» **Materials provided**:
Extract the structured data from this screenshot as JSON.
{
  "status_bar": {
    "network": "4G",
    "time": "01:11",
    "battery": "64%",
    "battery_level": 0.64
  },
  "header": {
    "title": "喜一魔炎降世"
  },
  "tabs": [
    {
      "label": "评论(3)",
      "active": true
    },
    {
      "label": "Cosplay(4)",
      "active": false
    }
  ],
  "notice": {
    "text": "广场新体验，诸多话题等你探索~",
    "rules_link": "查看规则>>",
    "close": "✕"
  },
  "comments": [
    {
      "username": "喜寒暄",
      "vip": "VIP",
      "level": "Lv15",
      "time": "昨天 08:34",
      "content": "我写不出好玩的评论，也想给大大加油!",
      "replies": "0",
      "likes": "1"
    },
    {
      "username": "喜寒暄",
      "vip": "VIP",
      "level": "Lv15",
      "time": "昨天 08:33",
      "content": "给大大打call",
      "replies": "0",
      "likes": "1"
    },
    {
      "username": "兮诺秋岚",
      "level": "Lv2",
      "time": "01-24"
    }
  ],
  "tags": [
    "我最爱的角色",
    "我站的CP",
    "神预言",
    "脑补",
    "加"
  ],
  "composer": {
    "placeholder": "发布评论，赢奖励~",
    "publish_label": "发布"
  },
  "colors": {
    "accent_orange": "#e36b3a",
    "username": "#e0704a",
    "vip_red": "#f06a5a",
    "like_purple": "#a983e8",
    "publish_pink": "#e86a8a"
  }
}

» **Problem details**:
Write the data out again in full and exactly.

» **Completed task**:
Extract the structured data from this screenshot as JSON.
{
  "status_bar": {
    "network": "4G",
    "time": "01:11",
    "battery": "64%",
    "battery_level": 0.64
  },
  "header": {
    "title": "喜一魔炎降世"
  },
  "tabs": [
    {
      "label": "评论(3)",
      "active": true
    },
    {
      "label": "Cosplay(4)",
      "active": false
    }
  ],
  "notice": {
    "text": "广场新体验，诸多话题等你探索~",
    "rules_link": "查看规则>>",
    "close": "✕"
  },
  "comments": [
    {
      "username": "喜寒暄",
      "vip": "VIP",
      "level": "Lv15",
      "time": "昨天 08:34",
      "content": "我写不出好玩的评论，也想给大大加油!",
      "replies": "0",
      "likes": "1"
    },
    {
      "username": "喜寒暄",
      "vip": "VIP",
      "level": "Lv15",
      "time": "昨天 08:33",
      "content": "给大大打call",
      "replies": "0",
      "likes": "1"
    },
    {
      "username": "兮诺秋岚",
      "level": "Lv2",
      "time": "01-24"
    }
  ],
  "tags": [
    "我最爱的角色",
    "我站的CP",
    "神预言",
    "脑补",
    "加"
  ],
  "composer": {
    "placeholder": "发布评论，赢奖励~",
    "publish_label": "发布"
  },
  "colors": {
    "accent_orange": "#e36b3a",
    "username": "#e0704a",
    "vip_red": "#f06a5a",
    "like_purple": "#a983e8",
    "publish_pink": "#e86a8a"
  }
}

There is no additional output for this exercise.